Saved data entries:
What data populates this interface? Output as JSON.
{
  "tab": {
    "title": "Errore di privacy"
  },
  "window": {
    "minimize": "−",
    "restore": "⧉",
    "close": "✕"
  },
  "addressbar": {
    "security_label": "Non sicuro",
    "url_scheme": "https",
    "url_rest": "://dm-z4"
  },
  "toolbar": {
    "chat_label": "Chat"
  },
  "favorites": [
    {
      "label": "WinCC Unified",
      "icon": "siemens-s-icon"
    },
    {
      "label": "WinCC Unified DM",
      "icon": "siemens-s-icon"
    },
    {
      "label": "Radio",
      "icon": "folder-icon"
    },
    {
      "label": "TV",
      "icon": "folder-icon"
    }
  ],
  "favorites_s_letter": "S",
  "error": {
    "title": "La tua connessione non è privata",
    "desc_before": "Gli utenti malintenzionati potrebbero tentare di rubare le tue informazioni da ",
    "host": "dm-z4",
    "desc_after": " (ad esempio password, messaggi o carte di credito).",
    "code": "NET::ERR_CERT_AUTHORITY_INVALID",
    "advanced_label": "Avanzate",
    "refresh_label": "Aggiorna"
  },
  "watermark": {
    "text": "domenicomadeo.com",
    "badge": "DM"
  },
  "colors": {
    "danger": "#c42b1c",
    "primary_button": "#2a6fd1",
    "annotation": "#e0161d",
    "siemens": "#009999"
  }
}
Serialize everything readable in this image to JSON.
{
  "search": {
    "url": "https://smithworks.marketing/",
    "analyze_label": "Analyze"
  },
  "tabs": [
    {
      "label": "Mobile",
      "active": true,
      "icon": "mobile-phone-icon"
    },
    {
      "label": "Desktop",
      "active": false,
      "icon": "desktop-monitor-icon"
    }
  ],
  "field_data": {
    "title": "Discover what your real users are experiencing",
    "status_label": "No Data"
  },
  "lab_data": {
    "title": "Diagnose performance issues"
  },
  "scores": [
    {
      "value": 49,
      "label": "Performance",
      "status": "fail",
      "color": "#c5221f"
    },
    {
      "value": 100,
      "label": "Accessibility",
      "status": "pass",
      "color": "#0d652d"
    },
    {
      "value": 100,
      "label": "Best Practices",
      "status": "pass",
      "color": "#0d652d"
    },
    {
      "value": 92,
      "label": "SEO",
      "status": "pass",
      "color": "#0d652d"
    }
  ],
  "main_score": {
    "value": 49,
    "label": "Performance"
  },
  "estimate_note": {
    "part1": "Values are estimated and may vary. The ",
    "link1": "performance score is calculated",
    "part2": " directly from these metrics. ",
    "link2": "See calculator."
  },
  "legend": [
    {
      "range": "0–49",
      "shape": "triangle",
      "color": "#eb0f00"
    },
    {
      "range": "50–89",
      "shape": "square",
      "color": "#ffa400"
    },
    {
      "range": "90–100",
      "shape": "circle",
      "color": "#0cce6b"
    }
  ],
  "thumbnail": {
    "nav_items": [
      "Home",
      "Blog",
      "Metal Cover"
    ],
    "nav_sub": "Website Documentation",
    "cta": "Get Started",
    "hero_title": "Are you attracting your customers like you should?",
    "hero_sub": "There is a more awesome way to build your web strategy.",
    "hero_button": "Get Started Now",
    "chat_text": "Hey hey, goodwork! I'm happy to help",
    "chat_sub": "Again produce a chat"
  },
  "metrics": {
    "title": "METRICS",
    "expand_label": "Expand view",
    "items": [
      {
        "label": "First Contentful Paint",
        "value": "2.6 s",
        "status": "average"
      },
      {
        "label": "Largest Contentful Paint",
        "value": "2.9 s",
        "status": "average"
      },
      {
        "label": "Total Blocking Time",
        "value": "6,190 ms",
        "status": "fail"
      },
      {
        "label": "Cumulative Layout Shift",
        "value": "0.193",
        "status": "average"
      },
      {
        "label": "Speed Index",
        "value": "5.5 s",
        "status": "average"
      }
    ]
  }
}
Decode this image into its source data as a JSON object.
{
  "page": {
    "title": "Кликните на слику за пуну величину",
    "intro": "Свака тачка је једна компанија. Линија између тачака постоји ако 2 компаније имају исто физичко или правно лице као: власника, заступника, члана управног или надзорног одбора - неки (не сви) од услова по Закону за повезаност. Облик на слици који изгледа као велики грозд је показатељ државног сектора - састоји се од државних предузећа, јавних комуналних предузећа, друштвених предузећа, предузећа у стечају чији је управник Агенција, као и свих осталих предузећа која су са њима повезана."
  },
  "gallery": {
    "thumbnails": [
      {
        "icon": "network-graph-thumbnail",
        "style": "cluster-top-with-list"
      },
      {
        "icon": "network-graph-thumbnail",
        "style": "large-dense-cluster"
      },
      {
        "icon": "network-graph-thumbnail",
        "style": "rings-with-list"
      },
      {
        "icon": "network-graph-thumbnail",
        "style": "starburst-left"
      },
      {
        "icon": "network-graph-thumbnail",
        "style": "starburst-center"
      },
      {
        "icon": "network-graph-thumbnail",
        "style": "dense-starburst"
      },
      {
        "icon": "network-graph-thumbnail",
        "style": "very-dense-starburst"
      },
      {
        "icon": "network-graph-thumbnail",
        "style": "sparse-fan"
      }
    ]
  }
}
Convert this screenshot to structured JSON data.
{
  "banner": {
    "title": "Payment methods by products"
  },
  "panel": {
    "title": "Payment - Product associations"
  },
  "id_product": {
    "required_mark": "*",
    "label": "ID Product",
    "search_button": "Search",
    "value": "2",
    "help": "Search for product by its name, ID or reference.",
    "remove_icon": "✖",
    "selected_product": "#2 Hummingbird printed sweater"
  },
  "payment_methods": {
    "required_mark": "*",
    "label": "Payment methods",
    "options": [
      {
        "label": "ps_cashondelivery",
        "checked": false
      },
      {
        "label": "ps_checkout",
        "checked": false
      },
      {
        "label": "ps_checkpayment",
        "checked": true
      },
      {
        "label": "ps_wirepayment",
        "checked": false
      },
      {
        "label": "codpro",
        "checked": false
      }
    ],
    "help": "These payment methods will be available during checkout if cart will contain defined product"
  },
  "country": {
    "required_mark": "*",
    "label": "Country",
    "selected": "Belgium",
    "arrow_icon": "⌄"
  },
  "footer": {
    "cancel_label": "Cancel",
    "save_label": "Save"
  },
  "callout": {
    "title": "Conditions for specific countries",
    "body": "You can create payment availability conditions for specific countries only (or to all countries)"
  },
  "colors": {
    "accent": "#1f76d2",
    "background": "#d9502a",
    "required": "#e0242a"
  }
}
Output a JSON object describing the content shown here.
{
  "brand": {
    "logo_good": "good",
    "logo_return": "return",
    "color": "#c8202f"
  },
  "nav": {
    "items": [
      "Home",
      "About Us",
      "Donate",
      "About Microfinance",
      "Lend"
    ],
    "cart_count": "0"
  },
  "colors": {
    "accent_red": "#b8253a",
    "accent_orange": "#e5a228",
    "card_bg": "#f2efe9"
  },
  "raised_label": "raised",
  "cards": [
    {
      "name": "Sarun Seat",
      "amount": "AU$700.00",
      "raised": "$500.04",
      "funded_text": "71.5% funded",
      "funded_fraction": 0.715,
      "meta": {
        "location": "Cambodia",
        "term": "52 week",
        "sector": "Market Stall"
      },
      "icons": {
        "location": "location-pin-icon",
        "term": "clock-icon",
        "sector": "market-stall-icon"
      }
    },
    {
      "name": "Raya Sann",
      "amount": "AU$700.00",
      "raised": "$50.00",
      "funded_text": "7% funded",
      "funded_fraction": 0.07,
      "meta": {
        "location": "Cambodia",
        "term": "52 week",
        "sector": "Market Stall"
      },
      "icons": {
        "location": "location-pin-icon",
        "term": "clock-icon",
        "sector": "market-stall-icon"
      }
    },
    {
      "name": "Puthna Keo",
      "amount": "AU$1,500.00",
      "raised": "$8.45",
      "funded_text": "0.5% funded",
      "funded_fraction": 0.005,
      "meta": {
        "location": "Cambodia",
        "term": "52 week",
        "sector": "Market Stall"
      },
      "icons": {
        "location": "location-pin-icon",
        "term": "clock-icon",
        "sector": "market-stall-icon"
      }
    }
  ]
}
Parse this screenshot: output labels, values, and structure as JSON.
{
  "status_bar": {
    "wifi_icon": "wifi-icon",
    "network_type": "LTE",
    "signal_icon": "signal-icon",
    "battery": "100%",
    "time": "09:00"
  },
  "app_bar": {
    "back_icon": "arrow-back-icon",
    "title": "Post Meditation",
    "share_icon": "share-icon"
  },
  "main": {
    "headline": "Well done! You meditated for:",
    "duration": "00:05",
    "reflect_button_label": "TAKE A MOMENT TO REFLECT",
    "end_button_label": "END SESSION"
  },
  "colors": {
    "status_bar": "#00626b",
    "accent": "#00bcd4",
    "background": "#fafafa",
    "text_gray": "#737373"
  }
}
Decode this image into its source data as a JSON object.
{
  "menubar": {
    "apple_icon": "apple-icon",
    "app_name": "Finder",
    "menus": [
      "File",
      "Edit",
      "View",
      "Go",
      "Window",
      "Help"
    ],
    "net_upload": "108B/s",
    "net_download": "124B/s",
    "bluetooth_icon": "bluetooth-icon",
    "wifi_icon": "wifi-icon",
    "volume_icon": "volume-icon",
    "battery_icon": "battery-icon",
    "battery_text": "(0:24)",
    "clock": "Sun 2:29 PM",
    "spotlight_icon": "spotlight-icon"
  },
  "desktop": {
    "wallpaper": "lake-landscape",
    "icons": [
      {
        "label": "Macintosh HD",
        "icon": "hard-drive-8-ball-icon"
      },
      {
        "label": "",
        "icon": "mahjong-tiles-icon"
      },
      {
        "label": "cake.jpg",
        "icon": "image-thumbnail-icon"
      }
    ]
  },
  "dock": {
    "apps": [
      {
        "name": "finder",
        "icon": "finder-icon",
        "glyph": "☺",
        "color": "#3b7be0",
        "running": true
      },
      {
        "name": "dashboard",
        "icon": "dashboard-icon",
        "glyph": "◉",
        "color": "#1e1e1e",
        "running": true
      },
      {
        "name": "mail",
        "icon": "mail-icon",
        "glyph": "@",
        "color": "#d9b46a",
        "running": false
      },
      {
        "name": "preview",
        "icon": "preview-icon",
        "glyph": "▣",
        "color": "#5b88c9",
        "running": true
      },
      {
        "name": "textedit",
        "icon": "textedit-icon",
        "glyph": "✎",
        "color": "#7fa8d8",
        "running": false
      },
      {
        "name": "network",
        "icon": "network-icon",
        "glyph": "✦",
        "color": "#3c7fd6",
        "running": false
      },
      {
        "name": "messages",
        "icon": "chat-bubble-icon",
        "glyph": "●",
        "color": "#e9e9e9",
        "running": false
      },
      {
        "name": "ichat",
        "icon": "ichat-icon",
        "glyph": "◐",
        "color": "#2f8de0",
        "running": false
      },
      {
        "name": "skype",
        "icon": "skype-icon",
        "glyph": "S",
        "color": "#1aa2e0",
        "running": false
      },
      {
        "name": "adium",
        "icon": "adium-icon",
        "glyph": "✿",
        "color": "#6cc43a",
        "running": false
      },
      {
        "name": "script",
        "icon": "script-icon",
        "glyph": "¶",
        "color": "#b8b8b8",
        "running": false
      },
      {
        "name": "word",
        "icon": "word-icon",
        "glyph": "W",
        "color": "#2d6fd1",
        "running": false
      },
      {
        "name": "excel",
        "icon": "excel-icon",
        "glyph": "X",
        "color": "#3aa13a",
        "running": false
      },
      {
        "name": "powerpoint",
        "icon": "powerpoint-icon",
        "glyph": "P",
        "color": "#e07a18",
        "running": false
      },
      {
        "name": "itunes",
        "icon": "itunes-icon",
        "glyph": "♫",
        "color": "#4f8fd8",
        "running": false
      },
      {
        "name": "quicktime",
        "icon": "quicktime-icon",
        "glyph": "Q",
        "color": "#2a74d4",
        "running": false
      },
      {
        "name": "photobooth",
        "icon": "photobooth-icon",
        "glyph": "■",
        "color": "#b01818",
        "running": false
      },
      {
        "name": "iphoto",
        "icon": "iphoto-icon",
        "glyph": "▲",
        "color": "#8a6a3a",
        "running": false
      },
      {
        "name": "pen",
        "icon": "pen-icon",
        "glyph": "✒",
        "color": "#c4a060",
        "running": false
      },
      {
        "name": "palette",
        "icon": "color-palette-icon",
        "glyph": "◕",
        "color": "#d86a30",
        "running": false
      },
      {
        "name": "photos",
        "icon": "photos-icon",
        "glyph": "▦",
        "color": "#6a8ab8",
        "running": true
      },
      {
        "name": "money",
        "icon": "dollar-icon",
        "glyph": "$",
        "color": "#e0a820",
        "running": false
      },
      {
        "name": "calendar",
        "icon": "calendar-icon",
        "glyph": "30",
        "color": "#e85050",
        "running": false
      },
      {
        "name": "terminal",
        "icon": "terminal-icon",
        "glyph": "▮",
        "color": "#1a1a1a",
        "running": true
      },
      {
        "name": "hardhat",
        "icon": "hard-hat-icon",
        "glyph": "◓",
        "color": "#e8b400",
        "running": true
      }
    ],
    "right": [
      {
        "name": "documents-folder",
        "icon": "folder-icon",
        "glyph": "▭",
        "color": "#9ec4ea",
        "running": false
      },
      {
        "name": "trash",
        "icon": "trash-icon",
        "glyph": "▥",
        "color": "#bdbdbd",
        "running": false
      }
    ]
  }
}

Exercise instructions:
Look for "Started" and pull out every line that has it.

Finished answer:
    "cta": "Get Started",
    "hero_button": "Get Started Now",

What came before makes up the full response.